Instructions for the task = Give the material again in full, matching it exactly.

Data =

----------------

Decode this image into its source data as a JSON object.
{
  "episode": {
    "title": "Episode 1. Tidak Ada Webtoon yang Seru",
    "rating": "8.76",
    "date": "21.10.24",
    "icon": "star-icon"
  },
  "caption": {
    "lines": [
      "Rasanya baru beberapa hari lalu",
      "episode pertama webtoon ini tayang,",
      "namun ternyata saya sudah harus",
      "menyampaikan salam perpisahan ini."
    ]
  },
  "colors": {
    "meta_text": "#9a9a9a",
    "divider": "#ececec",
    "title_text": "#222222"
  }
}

----------------

Full output =
Decode this image into its source data as a JSON object.
{
  "episode": {
    "title": "Episode 1. Tidak Ada Webtoon yang Seru",
    "rating": "8.76",
    "date": "21.10.24",
    "icon": "star-icon"
  },
  "caption": {
    "lines": [
      "Rasanya baru beberapa hari lalu",
      "episode pertama webtoon ini tayang,",
      "namun ternyata saya sudah harus",
      "menyampaikan salam perpisahan ini."
    ]
  },
  "colors": {
    "meta_text": "#9a9a9a",
    "divider": "#ececec",
    "title_text": "#222222"
  }
}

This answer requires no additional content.